What is being asked = Pull each line containing "image" out of the data and copy it.

══ Task data

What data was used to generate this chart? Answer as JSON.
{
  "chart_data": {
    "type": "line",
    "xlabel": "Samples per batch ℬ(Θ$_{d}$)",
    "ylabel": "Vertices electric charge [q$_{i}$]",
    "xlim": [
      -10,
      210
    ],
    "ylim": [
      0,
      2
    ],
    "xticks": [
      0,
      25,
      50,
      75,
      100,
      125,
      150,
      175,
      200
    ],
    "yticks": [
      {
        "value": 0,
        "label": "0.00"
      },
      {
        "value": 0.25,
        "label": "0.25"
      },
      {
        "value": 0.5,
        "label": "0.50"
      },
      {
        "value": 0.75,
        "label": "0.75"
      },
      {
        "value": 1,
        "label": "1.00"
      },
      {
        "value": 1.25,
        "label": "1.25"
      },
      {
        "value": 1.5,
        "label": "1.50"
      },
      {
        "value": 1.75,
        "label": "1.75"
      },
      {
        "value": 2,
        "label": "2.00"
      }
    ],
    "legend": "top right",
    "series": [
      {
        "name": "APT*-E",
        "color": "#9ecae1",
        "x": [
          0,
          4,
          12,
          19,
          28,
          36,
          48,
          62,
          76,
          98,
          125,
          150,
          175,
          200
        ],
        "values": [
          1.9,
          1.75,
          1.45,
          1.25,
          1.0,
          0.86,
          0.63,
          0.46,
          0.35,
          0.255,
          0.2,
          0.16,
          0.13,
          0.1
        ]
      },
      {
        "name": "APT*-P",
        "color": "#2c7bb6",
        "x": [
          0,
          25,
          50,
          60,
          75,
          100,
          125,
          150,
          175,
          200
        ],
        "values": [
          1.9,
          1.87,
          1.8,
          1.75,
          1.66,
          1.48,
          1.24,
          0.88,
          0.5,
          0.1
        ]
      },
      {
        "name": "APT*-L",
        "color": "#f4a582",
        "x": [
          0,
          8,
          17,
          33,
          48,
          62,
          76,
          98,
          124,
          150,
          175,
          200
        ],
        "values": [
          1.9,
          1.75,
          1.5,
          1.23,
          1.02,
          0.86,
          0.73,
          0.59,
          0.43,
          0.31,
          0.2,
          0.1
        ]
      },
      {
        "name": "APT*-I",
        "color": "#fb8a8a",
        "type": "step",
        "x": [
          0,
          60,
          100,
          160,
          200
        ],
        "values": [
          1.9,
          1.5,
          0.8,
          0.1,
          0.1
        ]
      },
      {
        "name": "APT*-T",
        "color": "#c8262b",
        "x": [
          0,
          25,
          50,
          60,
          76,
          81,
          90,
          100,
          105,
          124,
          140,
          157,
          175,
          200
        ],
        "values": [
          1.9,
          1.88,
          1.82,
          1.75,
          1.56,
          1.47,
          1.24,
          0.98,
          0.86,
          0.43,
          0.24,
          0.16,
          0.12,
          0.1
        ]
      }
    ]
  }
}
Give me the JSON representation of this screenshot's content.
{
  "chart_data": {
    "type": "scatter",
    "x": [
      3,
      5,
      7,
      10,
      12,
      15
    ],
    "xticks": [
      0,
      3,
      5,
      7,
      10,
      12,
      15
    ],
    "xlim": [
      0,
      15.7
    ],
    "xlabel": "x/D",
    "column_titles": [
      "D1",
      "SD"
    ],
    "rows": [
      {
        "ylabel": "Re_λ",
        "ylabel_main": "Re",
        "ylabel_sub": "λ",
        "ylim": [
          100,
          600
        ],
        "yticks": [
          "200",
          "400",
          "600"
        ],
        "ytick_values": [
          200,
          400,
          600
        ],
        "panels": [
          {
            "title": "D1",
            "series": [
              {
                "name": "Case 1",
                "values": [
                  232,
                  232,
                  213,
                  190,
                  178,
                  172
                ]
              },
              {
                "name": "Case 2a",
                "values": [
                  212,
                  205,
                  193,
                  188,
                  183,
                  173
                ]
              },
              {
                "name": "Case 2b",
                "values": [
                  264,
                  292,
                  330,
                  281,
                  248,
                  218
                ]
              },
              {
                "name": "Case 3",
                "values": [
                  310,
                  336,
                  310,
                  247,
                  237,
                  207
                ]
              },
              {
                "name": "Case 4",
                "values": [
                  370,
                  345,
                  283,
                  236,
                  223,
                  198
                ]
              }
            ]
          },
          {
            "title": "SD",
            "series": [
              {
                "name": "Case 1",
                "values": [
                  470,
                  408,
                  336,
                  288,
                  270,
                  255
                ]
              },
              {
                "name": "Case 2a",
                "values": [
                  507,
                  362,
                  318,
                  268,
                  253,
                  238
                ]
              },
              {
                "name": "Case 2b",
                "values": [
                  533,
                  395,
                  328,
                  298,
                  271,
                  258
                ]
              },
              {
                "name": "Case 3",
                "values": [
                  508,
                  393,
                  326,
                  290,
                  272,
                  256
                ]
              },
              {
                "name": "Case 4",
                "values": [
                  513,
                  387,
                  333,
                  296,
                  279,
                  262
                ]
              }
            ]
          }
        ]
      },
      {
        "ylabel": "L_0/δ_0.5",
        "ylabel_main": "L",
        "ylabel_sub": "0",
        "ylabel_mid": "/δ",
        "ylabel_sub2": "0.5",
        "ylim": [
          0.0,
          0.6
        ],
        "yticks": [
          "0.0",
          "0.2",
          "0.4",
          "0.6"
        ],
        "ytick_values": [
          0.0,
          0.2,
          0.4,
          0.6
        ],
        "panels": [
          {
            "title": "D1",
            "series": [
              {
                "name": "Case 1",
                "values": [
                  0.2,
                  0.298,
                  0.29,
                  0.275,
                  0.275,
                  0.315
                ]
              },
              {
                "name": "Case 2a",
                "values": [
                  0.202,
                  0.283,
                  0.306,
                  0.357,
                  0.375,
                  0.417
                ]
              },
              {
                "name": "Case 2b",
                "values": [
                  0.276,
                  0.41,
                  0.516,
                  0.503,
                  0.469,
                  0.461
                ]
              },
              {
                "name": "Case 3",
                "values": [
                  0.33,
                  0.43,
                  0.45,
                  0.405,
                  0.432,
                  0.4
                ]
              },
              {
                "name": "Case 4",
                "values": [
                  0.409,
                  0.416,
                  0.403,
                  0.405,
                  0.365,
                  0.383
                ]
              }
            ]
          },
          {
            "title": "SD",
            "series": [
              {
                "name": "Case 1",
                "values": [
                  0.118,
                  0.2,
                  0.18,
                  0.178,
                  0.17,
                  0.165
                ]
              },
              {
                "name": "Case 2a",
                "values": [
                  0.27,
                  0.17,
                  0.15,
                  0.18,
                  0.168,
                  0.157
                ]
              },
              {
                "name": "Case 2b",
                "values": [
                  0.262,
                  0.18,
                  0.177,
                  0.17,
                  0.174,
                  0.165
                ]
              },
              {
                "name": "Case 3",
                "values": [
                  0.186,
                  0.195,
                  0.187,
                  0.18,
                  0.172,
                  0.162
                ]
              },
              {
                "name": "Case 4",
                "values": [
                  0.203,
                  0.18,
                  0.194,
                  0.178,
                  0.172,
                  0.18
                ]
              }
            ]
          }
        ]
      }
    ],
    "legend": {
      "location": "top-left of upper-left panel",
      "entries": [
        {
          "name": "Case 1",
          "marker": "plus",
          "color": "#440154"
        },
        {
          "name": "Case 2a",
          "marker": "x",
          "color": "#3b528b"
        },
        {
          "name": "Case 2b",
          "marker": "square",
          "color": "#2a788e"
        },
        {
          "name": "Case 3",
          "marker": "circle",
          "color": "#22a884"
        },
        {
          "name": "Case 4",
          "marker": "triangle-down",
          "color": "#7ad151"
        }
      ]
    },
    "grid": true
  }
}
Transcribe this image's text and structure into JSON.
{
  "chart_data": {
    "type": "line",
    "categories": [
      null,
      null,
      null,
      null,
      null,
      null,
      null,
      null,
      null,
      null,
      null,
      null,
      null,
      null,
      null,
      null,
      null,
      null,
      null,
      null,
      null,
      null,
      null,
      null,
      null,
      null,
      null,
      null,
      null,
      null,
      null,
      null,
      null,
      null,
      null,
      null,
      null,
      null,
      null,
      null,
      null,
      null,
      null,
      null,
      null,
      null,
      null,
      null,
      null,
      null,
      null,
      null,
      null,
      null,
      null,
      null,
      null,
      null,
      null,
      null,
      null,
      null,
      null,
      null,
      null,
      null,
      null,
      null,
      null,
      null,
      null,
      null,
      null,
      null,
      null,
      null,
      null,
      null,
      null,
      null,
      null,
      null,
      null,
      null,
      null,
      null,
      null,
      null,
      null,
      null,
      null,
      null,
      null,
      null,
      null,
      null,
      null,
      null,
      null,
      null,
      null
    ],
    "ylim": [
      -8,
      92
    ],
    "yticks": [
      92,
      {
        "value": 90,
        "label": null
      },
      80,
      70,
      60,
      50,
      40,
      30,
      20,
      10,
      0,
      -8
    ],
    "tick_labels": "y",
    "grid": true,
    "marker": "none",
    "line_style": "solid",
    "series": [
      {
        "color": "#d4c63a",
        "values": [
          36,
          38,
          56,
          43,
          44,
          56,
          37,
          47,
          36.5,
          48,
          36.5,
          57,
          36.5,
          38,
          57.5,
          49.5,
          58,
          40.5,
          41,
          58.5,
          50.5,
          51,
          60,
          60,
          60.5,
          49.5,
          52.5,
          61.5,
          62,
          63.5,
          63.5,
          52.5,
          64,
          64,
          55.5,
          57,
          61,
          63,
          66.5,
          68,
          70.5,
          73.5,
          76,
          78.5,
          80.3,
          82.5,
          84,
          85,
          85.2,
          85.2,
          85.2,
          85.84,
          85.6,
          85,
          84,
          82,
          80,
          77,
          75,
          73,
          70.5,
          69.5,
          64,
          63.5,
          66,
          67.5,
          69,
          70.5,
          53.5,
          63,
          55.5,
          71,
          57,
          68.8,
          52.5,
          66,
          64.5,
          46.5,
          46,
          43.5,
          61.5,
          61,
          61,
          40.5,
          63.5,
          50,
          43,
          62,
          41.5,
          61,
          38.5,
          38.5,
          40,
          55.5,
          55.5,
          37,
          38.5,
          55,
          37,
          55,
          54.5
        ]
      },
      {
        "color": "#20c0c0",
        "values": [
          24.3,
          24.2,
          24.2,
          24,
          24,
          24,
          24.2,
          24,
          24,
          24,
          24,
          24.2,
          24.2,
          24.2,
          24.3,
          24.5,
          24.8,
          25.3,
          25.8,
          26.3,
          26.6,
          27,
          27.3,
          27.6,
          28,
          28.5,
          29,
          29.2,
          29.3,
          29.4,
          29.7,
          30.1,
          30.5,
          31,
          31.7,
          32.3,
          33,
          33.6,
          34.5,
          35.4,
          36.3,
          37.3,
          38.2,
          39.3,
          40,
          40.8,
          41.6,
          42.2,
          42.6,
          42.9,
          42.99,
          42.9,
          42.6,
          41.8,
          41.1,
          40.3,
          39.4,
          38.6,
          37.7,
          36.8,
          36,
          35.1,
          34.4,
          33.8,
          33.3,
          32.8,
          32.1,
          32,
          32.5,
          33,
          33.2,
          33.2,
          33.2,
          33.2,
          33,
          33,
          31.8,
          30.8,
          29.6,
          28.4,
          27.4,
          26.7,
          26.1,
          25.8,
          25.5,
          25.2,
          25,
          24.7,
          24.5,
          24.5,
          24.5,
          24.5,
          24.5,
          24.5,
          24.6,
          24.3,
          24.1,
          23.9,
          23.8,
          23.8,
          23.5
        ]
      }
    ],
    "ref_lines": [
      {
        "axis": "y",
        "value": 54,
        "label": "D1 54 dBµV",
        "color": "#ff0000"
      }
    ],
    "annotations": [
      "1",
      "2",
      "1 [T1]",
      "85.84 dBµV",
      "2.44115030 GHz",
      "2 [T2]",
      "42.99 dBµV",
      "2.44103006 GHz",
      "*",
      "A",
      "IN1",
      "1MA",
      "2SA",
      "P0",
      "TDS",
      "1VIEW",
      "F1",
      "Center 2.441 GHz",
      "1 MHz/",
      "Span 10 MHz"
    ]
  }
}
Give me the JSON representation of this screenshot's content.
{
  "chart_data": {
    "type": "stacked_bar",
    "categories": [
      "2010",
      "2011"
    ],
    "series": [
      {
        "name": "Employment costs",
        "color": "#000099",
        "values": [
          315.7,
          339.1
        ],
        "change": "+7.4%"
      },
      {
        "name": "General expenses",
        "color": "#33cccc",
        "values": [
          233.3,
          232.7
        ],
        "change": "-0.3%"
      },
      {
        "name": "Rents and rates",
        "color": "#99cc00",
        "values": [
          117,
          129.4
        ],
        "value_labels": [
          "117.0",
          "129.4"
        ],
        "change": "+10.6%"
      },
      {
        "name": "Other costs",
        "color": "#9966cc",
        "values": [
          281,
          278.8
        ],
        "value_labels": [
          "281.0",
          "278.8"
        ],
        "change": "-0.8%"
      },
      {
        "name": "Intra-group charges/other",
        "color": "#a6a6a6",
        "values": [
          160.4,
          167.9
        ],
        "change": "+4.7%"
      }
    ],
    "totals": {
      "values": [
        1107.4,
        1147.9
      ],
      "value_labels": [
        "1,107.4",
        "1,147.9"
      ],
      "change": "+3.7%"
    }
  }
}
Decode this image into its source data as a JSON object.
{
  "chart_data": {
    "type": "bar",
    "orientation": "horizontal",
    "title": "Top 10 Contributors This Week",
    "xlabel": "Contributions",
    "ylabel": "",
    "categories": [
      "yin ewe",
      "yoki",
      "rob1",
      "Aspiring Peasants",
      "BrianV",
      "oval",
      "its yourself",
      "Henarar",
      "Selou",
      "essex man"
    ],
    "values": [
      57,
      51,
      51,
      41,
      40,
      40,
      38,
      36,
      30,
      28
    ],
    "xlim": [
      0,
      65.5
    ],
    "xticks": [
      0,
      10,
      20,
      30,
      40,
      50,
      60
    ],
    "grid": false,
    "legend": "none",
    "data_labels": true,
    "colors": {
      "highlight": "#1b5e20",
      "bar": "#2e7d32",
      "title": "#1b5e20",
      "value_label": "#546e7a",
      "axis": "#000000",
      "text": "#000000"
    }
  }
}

════

Task solution =
Transcribe this image's text and structure into JSON.
Decode this image into its source data as a JSON object.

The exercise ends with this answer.